In your copy, leave out the pictures and repeat the entries below exactly.
+ + + + + + +
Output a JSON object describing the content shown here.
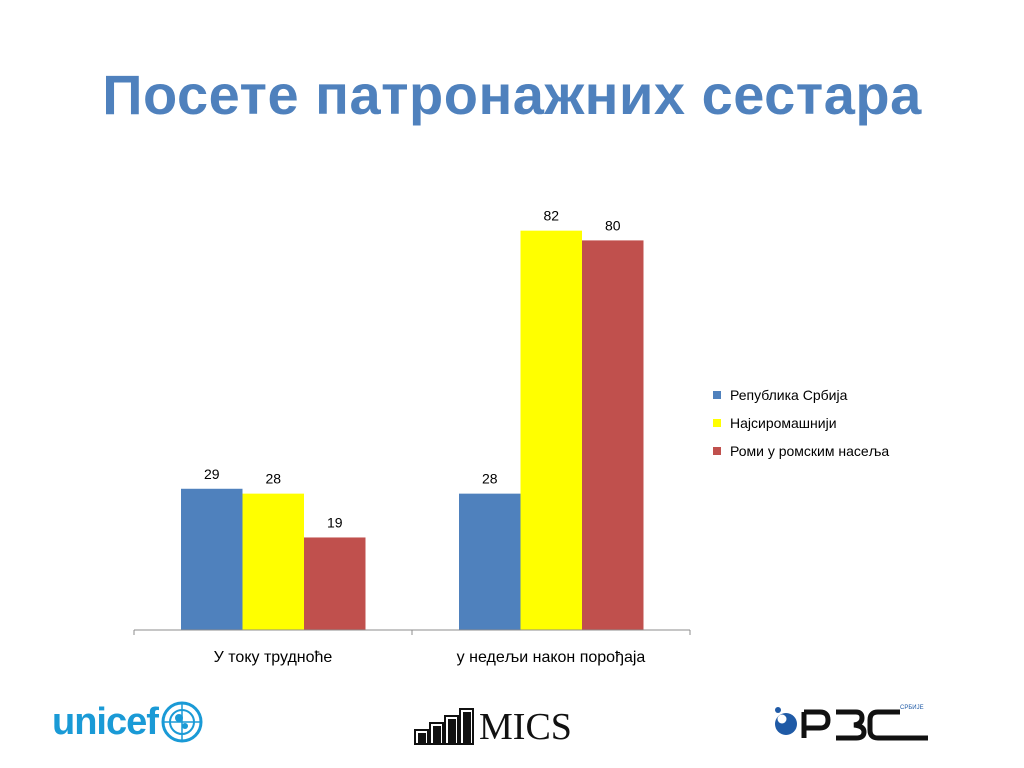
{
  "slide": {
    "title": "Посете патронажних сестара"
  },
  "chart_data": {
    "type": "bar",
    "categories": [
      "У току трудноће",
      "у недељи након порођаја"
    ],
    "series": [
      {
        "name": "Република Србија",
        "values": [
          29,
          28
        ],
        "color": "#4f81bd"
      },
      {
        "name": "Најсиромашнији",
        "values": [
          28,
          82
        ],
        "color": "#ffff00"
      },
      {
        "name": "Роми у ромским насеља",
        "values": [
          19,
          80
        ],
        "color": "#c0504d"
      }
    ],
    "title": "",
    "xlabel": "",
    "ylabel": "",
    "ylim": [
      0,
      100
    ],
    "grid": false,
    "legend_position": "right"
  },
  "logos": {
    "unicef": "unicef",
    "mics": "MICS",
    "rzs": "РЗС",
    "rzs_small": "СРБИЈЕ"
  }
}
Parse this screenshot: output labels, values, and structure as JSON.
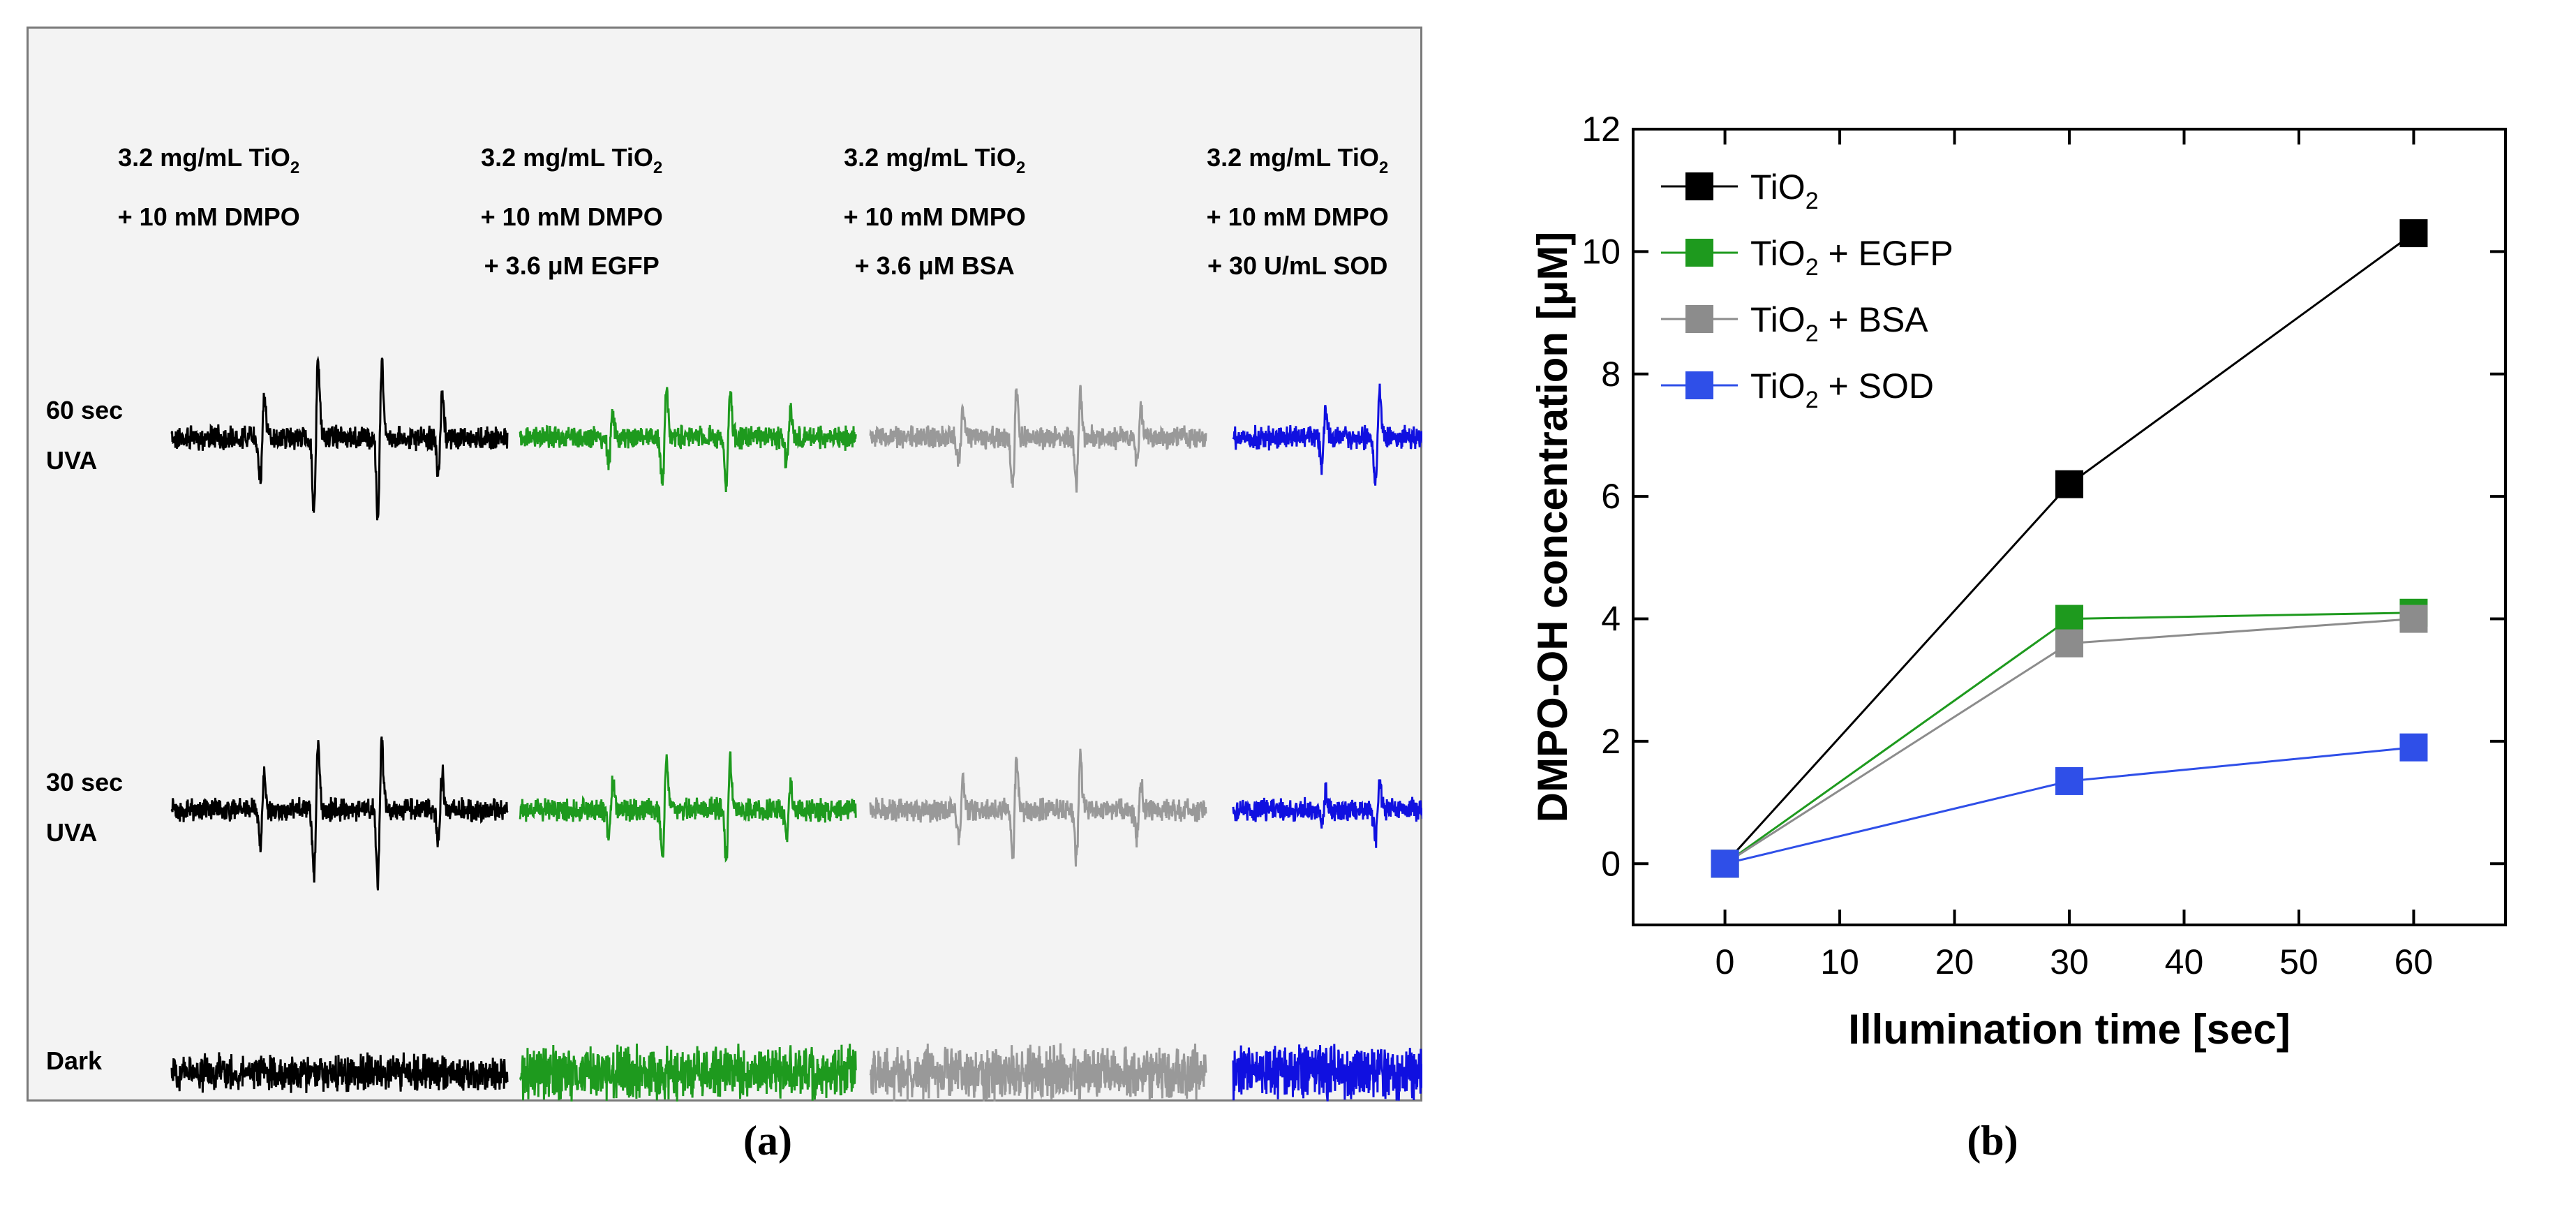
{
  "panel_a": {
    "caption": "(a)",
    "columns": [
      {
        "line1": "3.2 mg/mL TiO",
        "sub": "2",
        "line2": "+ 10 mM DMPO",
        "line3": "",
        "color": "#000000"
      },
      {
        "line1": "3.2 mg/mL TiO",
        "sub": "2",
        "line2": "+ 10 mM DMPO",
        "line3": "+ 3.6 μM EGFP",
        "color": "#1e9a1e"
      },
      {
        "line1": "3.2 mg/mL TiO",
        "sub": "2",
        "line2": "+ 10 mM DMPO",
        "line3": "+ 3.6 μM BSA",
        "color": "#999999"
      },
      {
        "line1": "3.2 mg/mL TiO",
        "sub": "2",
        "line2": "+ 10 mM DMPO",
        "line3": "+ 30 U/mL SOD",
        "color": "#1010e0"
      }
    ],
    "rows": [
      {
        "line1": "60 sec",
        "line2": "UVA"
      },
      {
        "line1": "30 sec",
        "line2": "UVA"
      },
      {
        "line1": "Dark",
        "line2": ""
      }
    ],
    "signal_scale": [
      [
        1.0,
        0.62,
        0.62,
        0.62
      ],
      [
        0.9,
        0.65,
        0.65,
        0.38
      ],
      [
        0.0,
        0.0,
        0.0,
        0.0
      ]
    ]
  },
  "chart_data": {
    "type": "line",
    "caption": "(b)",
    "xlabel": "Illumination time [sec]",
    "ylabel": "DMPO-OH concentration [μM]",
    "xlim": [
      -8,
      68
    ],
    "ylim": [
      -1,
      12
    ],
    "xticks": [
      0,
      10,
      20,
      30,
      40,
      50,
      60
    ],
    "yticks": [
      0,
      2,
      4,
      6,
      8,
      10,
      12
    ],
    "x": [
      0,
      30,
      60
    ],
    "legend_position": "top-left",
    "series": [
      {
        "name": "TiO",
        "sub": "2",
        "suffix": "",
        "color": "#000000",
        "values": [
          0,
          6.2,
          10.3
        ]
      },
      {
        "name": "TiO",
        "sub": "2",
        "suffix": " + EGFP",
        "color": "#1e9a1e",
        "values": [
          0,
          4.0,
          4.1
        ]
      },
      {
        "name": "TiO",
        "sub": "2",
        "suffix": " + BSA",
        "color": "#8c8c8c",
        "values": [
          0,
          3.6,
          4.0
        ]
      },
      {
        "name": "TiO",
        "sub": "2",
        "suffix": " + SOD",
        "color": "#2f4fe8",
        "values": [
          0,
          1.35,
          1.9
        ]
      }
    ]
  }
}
+ + + + + + +
### [Problem solution]
Output a JSON object describing the content shown here.
{
  "slide": {
    "title": "Посете патронажних сестара"
  },
  "chart_data": {
    "type": "bar",
    "categories": [
      "У току трудноће",
      "у недељи након порођаја"
    ],
    "series": [
      {
        "name": "Република Србија",
        "values": [
          29,
          28
        ],
        "color": "#4f81bd"
      },
      {
        "name": "Најсиромашнији",
        "values": [
          28,
          82
        ],
        "color": "#ffff00"
      },
      {
        "name": "Роми у ромским насеља",
        "values": [
          19,
          80
        ],
        "color": "#c0504d"
      }
    ],
    "title": "",
    "xlabel": "",
    "ylabel": "",
    "ylim": [
      0,
      100
    ],
    "grid": false,
    "legend_position": "right"
  },
  "logos": {
    "unicef": "unicef",
    "mics": "MICS",
    "rzs": "РЗС",
    "rzs_small": "СРБИЈЕ"
  }
}
Parse this screenshot: output labels, values, and structure as JSON.
{
  "panel_a": {
    "caption": "(a)",
    "columns": [
      {
        "line1": "3.2 mg/mL TiO",
        "sub": "2",
        "line2": "+ 10 mM DMPO",
        "line3": "",
        "color": "#000000"
      },
      {
        "line1": "3.2 mg/mL TiO",
        "sub": "2",
        "line2": "+ 10 mM DMPO",
        "line3": "+ 3.6 μM EGFP",
        "color": "#1e9a1e"
      },
      {
        "line1": "3.2 mg/mL TiO",
        "sub": "2",
        "line2": "+ 10 mM DMPO",
        "line3": "+ 3.6 μM BSA",
        "color": "#999999"
      },
      {
        "line1": "3.2 mg/mL TiO",
        "sub": "2",
        "line2": "+ 10 mM DMPO",
        "line3": "+ 30 U/mL SOD",
        "color": "#1010e0"
      }
    ],
    "rows": [
      {
        "line1": "60 sec",
        "line2": "UVA"
      },
      {
        "line1": "30 sec",
        "line2": "UVA"
      },
      {
        "line1": "Dark",
        "line2": ""
      }
    ],
    "signal_scale": [
      [
        1.0,
        0.62,
        0.62,
        0.62
      ],
      [
        0.9,
        0.65,
        0.65,
        0.38
      ],
      [
        0.0,
        0.0,
        0.0,
        0.0
      ]
    ]
  },
  "chart_data": {
    "type": "line",
    "caption": "(b)",
    "xlabel": "Illumination time [sec]",
    "ylabel": "DMPO-OH concentration [μM]",
    "xlim": [
      -8,
      68
    ],
    "ylim": [
      -1,
      12
    ],
    "xticks": [
      0,
      10,
      20,
      30,
      40,
      50,
      60
    ],
    "yticks": [
      0,
      2,
      4,
      6,
      8,
      10,
      12
    ],
    "x": [
      0,
      30,
      60
    ],
    "legend_position": "top-left",
    "series": [
      {
        "name": "TiO",
        "sub": "2",
        "suffix": "",
        "color": "#000000",
        "values": [
          0,
          6.2,
          10.3
        ]
      },
      {
        "name": "TiO",
        "sub": "2",
        "suffix": " + EGFP",
        "color": "#1e9a1e",
        "values": [
          0,
          4.0,
          4.1
        ]
      },
      {
        "name": "TiO",
        "sub": "2",
        "suffix": " + BSA",
        "color": "#8c8c8c",
        "values": [
          0,
          3.6,
          4.0
        ]
      },
      {
        "name": "TiO",
        "sub": "2",
        "suffix": " + SOD",
        "color": "#2f4fe8",
        "values": [
          0,
          1.35,
          1.9
        ]
      }
    ]
  }
}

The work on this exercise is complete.